**What is required**
Look through the listing for the word "subtitle". Copy each line that has it.

**Stored data entries**
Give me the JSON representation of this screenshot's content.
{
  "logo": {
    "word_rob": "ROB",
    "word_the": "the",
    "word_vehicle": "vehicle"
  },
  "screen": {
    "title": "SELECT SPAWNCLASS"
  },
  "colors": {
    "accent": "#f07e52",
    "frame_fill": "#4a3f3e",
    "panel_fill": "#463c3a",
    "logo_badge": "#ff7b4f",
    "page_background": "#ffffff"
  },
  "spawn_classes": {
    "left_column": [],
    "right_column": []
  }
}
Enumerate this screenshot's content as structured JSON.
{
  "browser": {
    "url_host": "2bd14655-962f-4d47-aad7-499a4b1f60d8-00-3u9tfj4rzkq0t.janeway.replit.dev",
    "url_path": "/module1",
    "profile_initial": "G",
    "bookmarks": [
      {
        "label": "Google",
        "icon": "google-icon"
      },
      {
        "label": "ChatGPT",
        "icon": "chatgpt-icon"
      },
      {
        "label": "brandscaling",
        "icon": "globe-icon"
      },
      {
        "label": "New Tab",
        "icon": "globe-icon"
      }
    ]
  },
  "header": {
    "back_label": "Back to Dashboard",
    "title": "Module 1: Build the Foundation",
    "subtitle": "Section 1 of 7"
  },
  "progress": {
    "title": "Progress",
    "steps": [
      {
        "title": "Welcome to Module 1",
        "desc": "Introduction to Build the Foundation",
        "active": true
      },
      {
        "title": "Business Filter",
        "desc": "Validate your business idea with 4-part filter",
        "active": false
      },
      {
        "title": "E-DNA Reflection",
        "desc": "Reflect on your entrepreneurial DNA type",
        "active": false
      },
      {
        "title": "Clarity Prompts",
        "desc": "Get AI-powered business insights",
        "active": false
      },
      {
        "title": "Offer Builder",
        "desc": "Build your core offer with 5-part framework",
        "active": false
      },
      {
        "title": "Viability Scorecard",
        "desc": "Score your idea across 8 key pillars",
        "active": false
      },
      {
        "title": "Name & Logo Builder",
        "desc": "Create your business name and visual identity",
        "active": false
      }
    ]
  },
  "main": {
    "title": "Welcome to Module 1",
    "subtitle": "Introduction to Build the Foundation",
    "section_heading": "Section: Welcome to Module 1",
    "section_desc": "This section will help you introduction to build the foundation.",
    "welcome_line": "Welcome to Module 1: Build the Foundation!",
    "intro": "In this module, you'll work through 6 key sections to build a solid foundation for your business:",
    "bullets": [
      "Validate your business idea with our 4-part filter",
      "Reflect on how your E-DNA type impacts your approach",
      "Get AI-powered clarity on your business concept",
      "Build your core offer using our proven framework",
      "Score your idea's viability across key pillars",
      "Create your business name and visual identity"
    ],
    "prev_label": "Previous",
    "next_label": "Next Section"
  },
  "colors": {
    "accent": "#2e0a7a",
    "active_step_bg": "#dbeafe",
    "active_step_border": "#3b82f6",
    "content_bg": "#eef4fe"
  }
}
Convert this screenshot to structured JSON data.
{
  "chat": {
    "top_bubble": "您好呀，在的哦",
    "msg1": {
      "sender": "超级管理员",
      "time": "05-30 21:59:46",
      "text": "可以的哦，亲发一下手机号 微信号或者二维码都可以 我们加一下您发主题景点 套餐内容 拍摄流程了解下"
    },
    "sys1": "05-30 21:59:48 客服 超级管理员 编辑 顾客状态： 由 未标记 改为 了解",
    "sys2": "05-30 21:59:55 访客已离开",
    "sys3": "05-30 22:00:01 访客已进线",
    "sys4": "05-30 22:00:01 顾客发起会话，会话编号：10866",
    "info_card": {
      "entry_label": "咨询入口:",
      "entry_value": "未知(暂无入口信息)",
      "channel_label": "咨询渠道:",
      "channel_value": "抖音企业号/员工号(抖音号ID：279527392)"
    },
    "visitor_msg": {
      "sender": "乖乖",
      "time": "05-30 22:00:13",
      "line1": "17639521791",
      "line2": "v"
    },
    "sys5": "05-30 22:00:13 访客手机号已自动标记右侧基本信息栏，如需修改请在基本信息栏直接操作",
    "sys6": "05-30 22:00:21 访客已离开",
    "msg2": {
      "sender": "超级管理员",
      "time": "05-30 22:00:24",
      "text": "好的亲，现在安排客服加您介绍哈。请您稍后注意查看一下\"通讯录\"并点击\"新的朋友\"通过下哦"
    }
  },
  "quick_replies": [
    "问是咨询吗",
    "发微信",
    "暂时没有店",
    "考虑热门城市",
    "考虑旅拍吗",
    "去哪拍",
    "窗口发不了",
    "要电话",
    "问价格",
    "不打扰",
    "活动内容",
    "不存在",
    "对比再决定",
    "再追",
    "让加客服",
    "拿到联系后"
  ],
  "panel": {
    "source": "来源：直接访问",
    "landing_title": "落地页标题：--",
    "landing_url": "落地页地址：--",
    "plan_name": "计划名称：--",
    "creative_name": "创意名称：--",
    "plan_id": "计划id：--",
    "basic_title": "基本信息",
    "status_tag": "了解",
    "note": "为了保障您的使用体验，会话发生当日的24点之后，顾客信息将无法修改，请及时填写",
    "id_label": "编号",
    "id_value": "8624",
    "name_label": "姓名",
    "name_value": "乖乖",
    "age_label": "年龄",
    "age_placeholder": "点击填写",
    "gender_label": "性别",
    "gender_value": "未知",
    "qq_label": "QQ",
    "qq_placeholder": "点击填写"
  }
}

**Task result**
    "subtitle": "Section 1 of 7"
    "subtitle": "Introduction to Build the Foundation",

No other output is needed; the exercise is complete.